┌──

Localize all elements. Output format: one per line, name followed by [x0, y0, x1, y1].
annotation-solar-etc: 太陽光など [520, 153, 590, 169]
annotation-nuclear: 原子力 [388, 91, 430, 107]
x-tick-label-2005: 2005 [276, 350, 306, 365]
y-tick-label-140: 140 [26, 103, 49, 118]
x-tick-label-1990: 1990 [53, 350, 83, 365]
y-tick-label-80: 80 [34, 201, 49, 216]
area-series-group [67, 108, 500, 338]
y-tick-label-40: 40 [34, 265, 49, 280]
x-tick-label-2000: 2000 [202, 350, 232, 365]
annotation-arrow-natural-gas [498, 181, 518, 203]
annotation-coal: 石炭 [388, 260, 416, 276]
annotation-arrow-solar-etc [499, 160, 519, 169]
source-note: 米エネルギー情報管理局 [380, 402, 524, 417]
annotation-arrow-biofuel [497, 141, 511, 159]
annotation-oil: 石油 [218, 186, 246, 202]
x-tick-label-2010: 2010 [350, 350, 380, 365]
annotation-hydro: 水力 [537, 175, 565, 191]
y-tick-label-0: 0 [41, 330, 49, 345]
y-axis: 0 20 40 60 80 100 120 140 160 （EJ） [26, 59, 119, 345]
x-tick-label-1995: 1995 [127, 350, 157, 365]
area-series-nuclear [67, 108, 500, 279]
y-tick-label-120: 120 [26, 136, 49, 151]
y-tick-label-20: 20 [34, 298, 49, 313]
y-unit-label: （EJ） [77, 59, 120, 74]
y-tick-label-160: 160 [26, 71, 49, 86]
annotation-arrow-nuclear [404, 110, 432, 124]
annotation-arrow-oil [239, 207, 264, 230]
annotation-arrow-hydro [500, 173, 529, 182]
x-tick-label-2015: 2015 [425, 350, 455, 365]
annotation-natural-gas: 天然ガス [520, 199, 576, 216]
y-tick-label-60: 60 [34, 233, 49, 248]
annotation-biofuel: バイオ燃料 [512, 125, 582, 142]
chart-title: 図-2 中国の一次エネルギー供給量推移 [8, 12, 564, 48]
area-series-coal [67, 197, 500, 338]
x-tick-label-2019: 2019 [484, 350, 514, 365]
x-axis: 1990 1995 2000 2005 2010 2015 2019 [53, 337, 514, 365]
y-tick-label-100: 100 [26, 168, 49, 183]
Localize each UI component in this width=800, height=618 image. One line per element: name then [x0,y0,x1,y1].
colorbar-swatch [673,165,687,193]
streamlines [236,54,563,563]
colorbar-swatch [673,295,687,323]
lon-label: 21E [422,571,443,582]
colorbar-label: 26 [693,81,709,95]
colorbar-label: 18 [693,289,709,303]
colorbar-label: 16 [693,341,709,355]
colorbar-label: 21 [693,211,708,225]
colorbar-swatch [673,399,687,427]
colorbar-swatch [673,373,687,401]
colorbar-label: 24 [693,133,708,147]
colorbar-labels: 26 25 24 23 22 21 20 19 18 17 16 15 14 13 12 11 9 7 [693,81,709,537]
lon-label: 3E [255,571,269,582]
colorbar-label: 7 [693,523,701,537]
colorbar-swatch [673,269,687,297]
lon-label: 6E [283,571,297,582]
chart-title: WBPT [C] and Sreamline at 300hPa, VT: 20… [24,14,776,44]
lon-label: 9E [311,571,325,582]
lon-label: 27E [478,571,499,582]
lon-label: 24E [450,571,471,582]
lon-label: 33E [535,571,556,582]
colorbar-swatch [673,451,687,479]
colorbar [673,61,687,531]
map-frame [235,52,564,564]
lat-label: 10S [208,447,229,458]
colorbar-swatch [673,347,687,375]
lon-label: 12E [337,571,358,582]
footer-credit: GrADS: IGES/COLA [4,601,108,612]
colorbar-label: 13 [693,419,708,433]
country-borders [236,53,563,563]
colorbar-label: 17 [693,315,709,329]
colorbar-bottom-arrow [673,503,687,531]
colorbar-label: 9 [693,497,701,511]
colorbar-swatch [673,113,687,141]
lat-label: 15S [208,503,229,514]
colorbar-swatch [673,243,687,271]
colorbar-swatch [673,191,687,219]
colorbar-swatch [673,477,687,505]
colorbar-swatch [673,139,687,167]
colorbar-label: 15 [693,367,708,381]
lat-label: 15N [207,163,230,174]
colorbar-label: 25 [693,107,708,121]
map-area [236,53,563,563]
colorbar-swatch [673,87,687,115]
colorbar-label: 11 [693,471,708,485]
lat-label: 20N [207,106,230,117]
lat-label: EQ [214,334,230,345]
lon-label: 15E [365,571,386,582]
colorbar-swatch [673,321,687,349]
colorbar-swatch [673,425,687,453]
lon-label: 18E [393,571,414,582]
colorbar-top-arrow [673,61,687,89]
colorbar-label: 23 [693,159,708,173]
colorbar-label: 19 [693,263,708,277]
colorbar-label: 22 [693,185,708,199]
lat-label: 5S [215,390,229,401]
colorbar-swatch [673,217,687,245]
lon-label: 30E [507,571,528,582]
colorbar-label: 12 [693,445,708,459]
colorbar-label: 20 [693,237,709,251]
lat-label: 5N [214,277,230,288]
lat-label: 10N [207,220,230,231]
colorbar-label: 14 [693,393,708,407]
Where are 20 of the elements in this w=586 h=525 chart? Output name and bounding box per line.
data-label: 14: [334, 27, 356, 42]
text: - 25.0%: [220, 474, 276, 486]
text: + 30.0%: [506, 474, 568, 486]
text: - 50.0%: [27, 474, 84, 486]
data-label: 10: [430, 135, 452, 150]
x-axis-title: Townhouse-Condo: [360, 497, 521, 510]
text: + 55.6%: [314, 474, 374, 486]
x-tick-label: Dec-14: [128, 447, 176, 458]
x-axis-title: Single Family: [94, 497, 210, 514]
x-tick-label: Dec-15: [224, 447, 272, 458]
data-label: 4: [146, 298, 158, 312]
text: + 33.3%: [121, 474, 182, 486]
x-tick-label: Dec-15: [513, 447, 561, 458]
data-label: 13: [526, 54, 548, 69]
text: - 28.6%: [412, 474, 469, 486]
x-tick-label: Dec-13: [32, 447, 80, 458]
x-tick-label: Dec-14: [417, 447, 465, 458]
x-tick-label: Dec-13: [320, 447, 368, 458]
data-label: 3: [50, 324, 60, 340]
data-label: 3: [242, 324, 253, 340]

└──

Lay out every line of the records above as a numbered list, leaving out any blank lines.

1. Localize all elements. Output format: one per line, name followed by [x0, y0, x1, y1].
2. annotation-solar-etc: 太陽光など [520, 153, 590, 169]
3. annotation-nuclear: 原子力 [388, 91, 430, 107]
4. x-tick-label-2005: 2005 [276, 350, 306, 365]
5. y-tick-label-140: 140 [26, 103, 49, 118]
6. x-tick-label-1990: 1990 [53, 350, 83, 365]
7. y-tick-label-80: 80 [34, 201, 49, 216]
8. area-series-group [67, 108, 500, 338]
9. y-tick-label-40: 40 [34, 265, 49, 280]
10. x-tick-label-2000: 2000 [202, 350, 232, 365]
11. annotation-arrow-natural-gas [498, 181, 518, 203]
12. annotation-coal: 石炭 [388, 260, 416, 276]
13. annotation-arrow-solar-etc [499, 160, 519, 169]
14. source-note: 米エネルギー情報管理局 [380, 402, 524, 417]
15. annotation-arrow-biofuel [497, 141, 511, 159]
16. annotation-oil: 石油 [218, 186, 246, 202]
17. x-tick-label-2010: 2010 [350, 350, 380, 365]
18. annotation-hydro: 水力 [537, 175, 565, 191]
19. y-tick-label-0: 0 [41, 330, 49, 345]
20. y-axis: 0 20 40 60 80 100 120 140 160 （EJ） [26, 59, 119, 345]
21. x-tick-label-1995: 1995 [127, 350, 157, 365]
22. area-series-nuclear [67, 108, 500, 279]
23. y-tick-label-120: 120 [26, 136, 49, 151]
24. y-tick-label-20: 20 [34, 298, 49, 313]
25. y-unit-label: （EJ） [77, 59, 120, 74]
26. y-tick-label-160: 160 [26, 71, 49, 86]
27. annotation-arrow-nuclear [404, 110, 432, 124]
28. annotation-arrow-oil [239, 207, 264, 230]
29. annotation-arrow-hydro [500, 173, 529, 182]
30. x-tick-label-2015: 2015 [425, 350, 455, 365]
31. annotation-natural-gas: 天然ガス [520, 199, 576, 216]
32. y-tick-label-60: 60 [34, 233, 49, 248]
33. annotation-biofuel: バイオ燃料 [512, 125, 582, 142]
34. chart-title: 図-2 中国の一次エネルギー供給量推移 [8, 12, 564, 48]
35. area-series-coal [67, 197, 500, 338]
36. x-tick-label-2019: 2019 [484, 350, 514, 365]
37. x-axis: 1990 1995 2000 2005 2010 2015 2019 [53, 337, 514, 365]
38. y-tick-label-100: 100 [26, 168, 49, 183]
39. Localize each UI component in this width=800, height=618 image. One line per element: name then [x0,y0,x1,y1].
40. colorbar-swatch [673,165,687,193]
41. streamlines [236,54,563,563]
42. colorbar-swatch [673,295,687,323]
43. lon-label: 21E [422,571,443,582]
44. colorbar-label: 26 [693,81,709,95]
45. colorbar-label: 18 [693,289,709,303]
46. colorbar-label: 16 [693,341,709,355]
47. colorbar-label: 21 [693,211,708,225]
48. colorbar-swatch [673,399,687,427]
49. colorbar-swatch [673,373,687,401]
50. colorbar-label: 24 [693,133,708,147]
51. colorbar-labels: 26 25 24 23 22 21 20 19 18 17 16 15 14 13 12 11 9 7 [693,81,709,537]
52. lon-label: 3E [255,571,269,582]
53. colorbar-label: 7 [693,523,701,537]
54. colorbar-swatch [673,269,687,297]
55. lon-label: 6E [283,571,297,582]
56. chart-title: WBPT [C] and Sreamline at 300hPa, VT: 20… [24,14,776,44]
57. lon-label: 9E [311,571,325,582]
58. lon-label: 27E [478,571,499,582]
59. lon-label: 24E [450,571,471,582]
60. lon-label: 33E [535,571,556,582]
61. colorbar-swatch [673,451,687,479]
62. colorbar [673,61,687,531]
63. map-frame [235,52,564,564]
64. lat-label: 10S [208,447,229,458]
65. colorbar-swatch [673,347,687,375]
66. lon-label: 12E [337,571,358,582]
67. footer-credit: GrADS: IGES/COLA [4,601,108,612]
68. colorbar-label: 13 [693,419,708,433]
69. country-borders [236,53,563,563]
70. colorbar-label: 17 [693,315,709,329]
71. colorbar-bottom-arrow [673,503,687,531]
72. colorbar-label: 9 [693,497,701,511]
73. colorbar-swatch [673,113,687,141]
74. lat-label: 15S [208,503,229,514]
75. colorbar-swatch [673,243,687,271]
76. colorbar-swatch [673,191,687,219]
77. colorbar-swatch [673,477,687,505]
78. colorbar-swatch [673,139,687,167]
79. colorbar-label: 15 [693,367,708,381]
80. lat-label: 15N [207,163,230,174]
81. colorbar-label: 25 [693,107,708,121]
82. map-area [236,53,563,563]
83. colorbar-swatch [673,87,687,115]
84. colorbar-label: 11 [693,471,708,485]
85. lat-label: 20N [207,106,230,117]
86. lat-label: EQ [214,334,230,345]
87. lon-label: 15E [365,571,386,582]
88. colorbar-swatch [673,321,687,349]
89. colorbar-swatch [673,425,687,453]
90. lon-label: 18E [393,571,414,582]
91. colorbar-top-arrow [673,61,687,89]
92. colorbar-label: 23 [693,159,708,173]
93. colorbar-label: 19 [693,263,708,277]
94. colorbar-label: 22 [693,185,708,199]
95. lat-label: 5S [215,390,229,401]
96. colorbar-swatch [673,217,687,245]
97. lon-label: 30E [507,571,528,582]
98. colorbar-label: 12 [693,445,708,459]
99. colorbar-label: 20 [693,237,709,251]
100. lat-label: 5N [214,277,230,288]
101. lat-label: 10N [207,220,230,231]
102. colorbar-label: 14 [693,393,708,407]
103. Where are 20 of the elements in this w=586 h=525 chart? Output name and bounding box per line.
104. data-label: 14: [334, 27, 356, 42]
105. text: - 25.0%: [220, 474, 276, 486]
106. text: + 30.0%: [506, 474, 568, 486]
107. text: - 50.0%: [27, 474, 84, 486]
108. data-label: 10: [430, 135, 452, 150]
109. x-axis-title: Townhouse-Condo: [360, 497, 521, 510]
110. text: + 55.6%: [314, 474, 374, 486]
111. x-tick-label: Dec-14: [128, 447, 176, 458]
112. x-axis-title: Single Family: [94, 497, 210, 514]
113. x-tick-label: Dec-15: [224, 447, 272, 458]
114. data-label: 4: [146, 298, 158, 312]
115. text: + 33.3%: [121, 474, 182, 486]
116. x-tick-label: Dec-15: [513, 447, 561, 458]
117. data-label: 13: [526, 54, 548, 69]
118. text: - 28.6%: [412, 474, 469, 486]
119. x-tick-label: Dec-13: [32, 447, 80, 458]
120. x-tick-label: Dec-14: [417, 447, 465, 458]
121. x-tick-label: Dec-13: [320, 447, 368, 458]
122. data-label: 3: [50, 324, 60, 340]
123. data-label: 3: [242, 324, 253, 340]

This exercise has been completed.